> Prompt
Go through the records and show each line where the word "text" occurs.

> Material shown
────────────────────
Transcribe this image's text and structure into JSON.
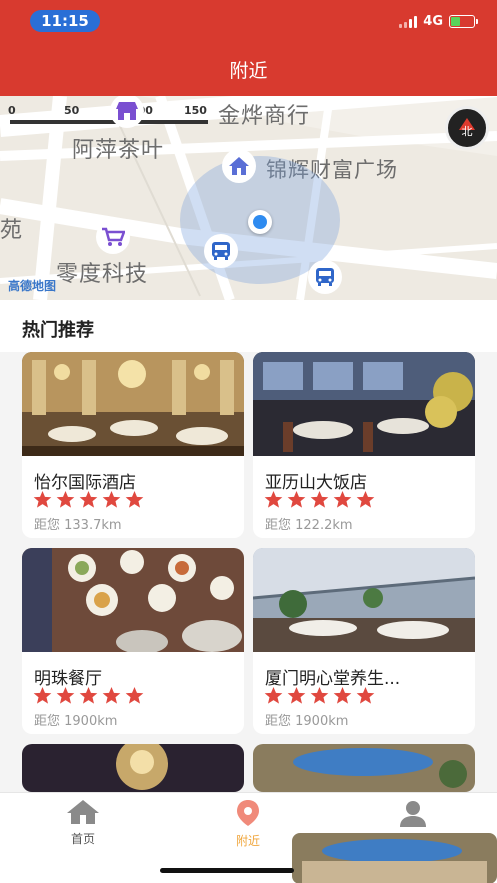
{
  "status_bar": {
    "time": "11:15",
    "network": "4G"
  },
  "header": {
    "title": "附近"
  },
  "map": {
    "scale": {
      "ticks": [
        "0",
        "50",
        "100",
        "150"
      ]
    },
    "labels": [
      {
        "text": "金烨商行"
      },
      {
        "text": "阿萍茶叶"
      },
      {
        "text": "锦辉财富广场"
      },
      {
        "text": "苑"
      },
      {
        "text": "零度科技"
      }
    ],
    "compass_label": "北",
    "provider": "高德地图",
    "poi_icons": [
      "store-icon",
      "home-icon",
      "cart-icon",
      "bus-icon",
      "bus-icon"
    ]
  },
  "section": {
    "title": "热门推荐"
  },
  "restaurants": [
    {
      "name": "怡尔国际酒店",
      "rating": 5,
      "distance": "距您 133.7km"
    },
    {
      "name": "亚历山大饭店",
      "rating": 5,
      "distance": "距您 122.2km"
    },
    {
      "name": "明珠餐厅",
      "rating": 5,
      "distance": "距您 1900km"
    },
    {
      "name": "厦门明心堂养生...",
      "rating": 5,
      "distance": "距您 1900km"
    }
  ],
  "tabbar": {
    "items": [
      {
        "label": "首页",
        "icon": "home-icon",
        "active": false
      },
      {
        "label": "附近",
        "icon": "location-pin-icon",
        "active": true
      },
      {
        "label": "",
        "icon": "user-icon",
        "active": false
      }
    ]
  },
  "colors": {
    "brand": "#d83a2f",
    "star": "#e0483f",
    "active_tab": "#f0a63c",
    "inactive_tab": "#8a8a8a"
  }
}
────────────────────
> Result of the task
Transcribe this image's text and structure into JSON.
        "text": "金烨商行"
        "text": "阿萍茶叶"
        "text": "锦辉财富广场"
        "text": "苑"
        "text": "零度科技"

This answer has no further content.